# Directive:
Reproduce the full listing below unchanged, apart from the pictures.

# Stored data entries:
────────────────
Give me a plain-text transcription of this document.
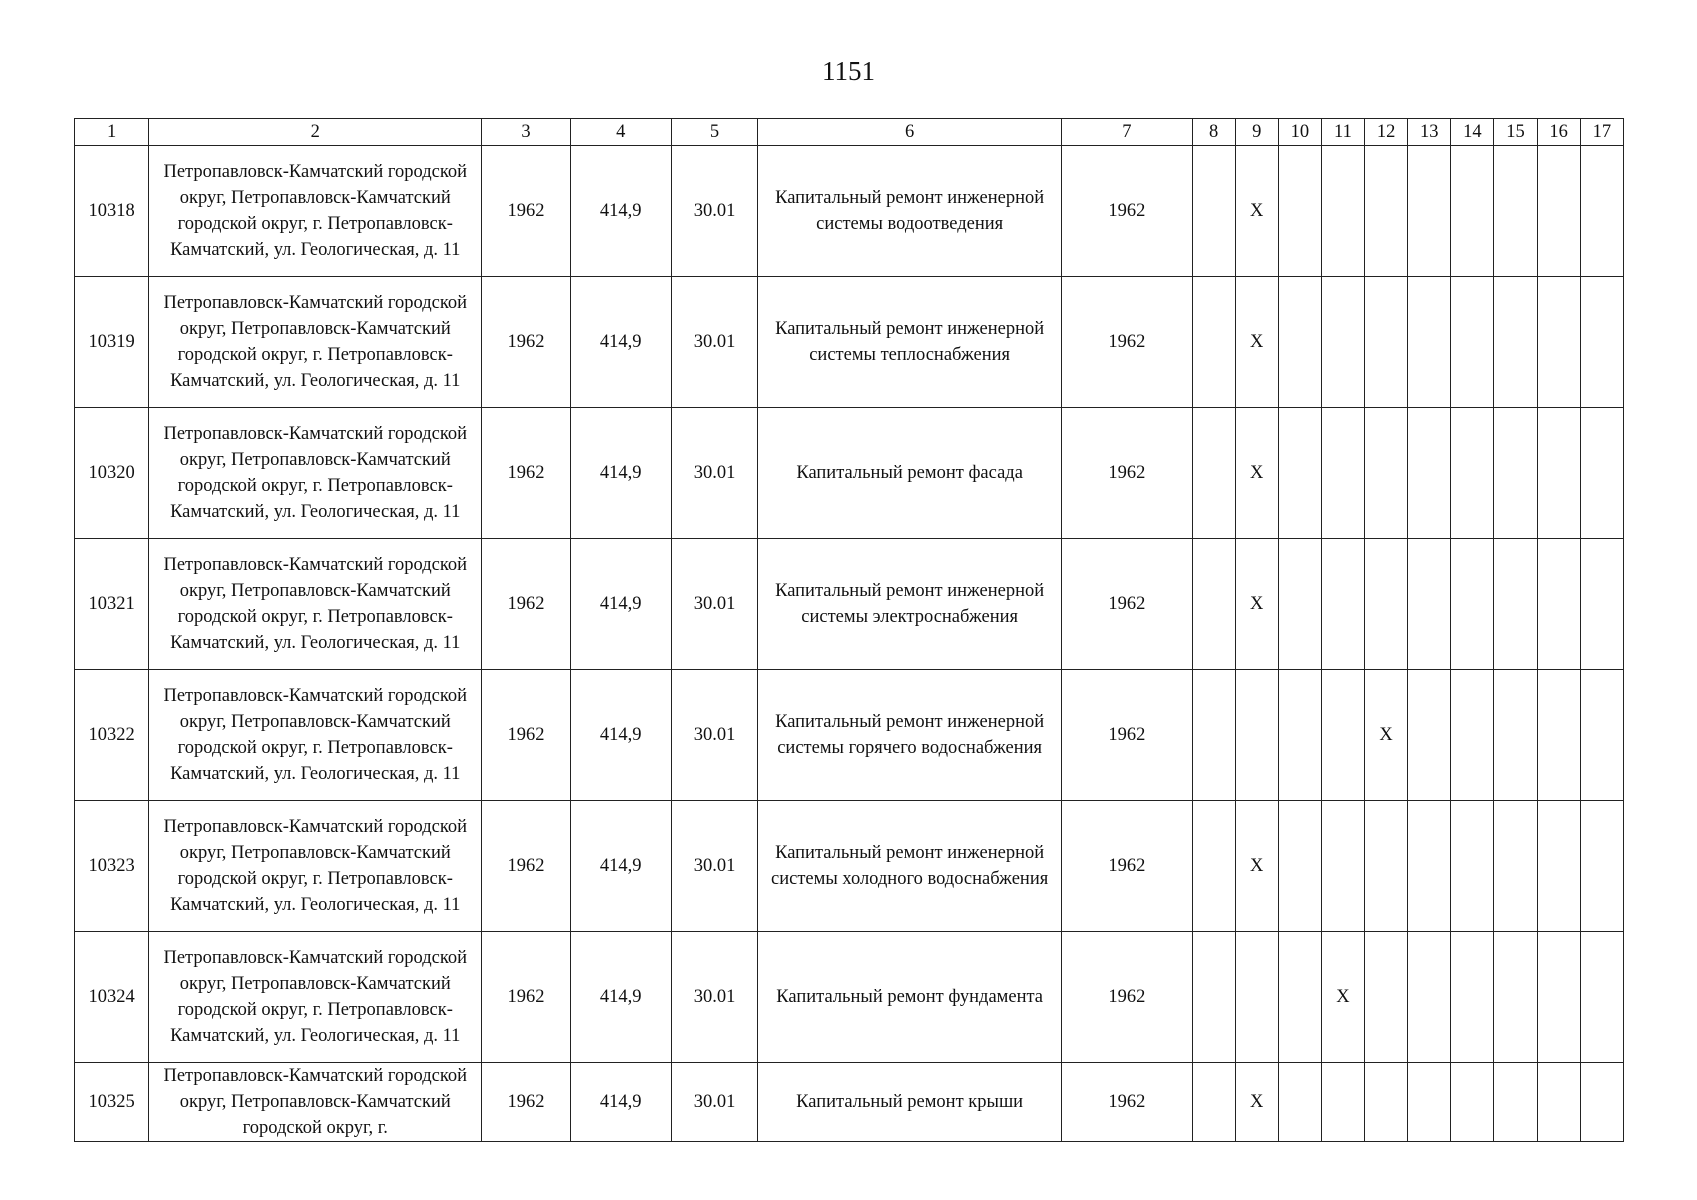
1151
1	2	3	4	5	6	7	8	9	10	11	12	13	14	15	16	17
10318	Петропавловск-Камчатский городской округ, Петропавловск-Камчатский городской округ, г. Петропавловск-Камчатский, ул. Геологическая, д. 11	1962	414,9	30.01	Капитальный ремонт инженерной системы водоотведения	1962		X								
10319	Петропавловск-Камчатский городской округ, Петропавловск-Камчатский городской округ, г. Петропавловск-Камчатский, ул. Геологическая, д. 11	1962	414,9	30.01	Капитальный ремонт инженерной системы теплоснабжения	1962		X								
10320	Петропавловск-Камчатский городской округ, Петропавловск-Камчатский городской округ, г. Петропавловск-Камчатский, ул. Геологическая, д. 11	1962	414,9	30.01	Капитальный ремонт фасада	1962		X								
10321	Петропавловск-Камчатский городской округ, Петропавловск-Камчатский городской округ, г. Петропавловск-Камчатский, ул. Геологическая, д. 11	1962	414,9	30.01	Капитальный ремонт инженерной системы электроснабжения	1962		X								
10322	Петропавловск-Камчатский городской округ, Петропавловск-Камчатский городской округ, г. Петропавловск-Камчатский, ул. Геологическая, д. 11	1962	414,9	30.01	Капитальный ремонт инженерной системы горячего водоснабжения	1962					X					
10323	Петропавловск-Камчатский городской округ, Петропавловск-Камчатский городской округ, г. Петропавловск-Камчатский, ул. Геологическая, д. 11	1962	414,9	30.01	Капитальный ремонт инженерной системы холодного водоснабжения	1962		X								
10324	Петропавловск-Камчатский городской округ, Петропавловск-Камчатский городской округ, г. Петропавловск-Камчатский, ул. Геологическая, д. 11	1962	414,9	30.01	Капитальный ремонт фундамента	1962				X						
10325	Петропавловск-Камчатский городской округ, Петропавловск-Камчатский городской округ, г.	1962	414,9	30.01	Капитальный ремонт крыши	1962		X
────────────────
# Reply to the exercise:
Give me a plain-text transcription of this document.
1151
1	2	3	4	5	6	7	8	9	10	11	12	13	14	15	16	17
10318	Петропавловск-Камчатский городской округ, Петропавловск-Камчатский городской округ, г. Петропавловск-Камчатский, ул. Геологическая, д. 11	1962	414,9	30.01	Капитальный ремонт инженерной системы водоотведения	1962		X								
10319	Петропавловск-Камчатский городской округ, Петропавловск-Камчатский городской округ, г. Петропавловск-Камчатский, ул. Геологическая, д. 11	1962	414,9	30.01	Капитальный ремонт инженерной системы теплоснабжения	1962		X								
10320	Петропавловск-Камчатский городской округ, Петропавловск-Камчатский городской округ, г. Петропавловск-Камчатский, ул. Геологическая, д. 11	1962	414,9	30.01	Капитальный ремонт фасада	1962		X								
10321	Петропавловск-Камчатский городской округ, Петропавловск-Камчатский городской округ, г. Петропавловск-Камчатский, ул. Геологическая, д. 11	1962	414,9	30.01	Капитальный ремонт инженерной системы электроснабжения	1962		X								
10322	Петропавловск-Камчатский городской округ, Петропавловск-Камчатский городской округ, г. Петропавловск-Камчатский, ул. Геологическая, д. 11	1962	414,9	30.01	Капитальный ремонт инженерной системы горячего водоснабжения	1962					X					
10323	Петропавловск-Камчатский городской округ, Петропавловск-Камчатский городской округ, г. Петропавловск-Камчатский, ул. Геологическая, д. 11	1962	414,9	30.01	Капитальный ремонт инженерной системы холодного водоснабжения	1962		X								
10324	Петропавловск-Камчатский городской округ, Петропавловск-Камчатский городской округ, г. Петропавловск-Камчатский, ул. Геологическая, д. 11	1962	414,9	30.01	Капитальный ремонт фундамента	1962				X						
10325	Петропавловск-Камчатский городской округ, Петропавловск-Камчатский городской округ, г.	1962	414,9	30.01	Капитальный ремонт крыши	1962		X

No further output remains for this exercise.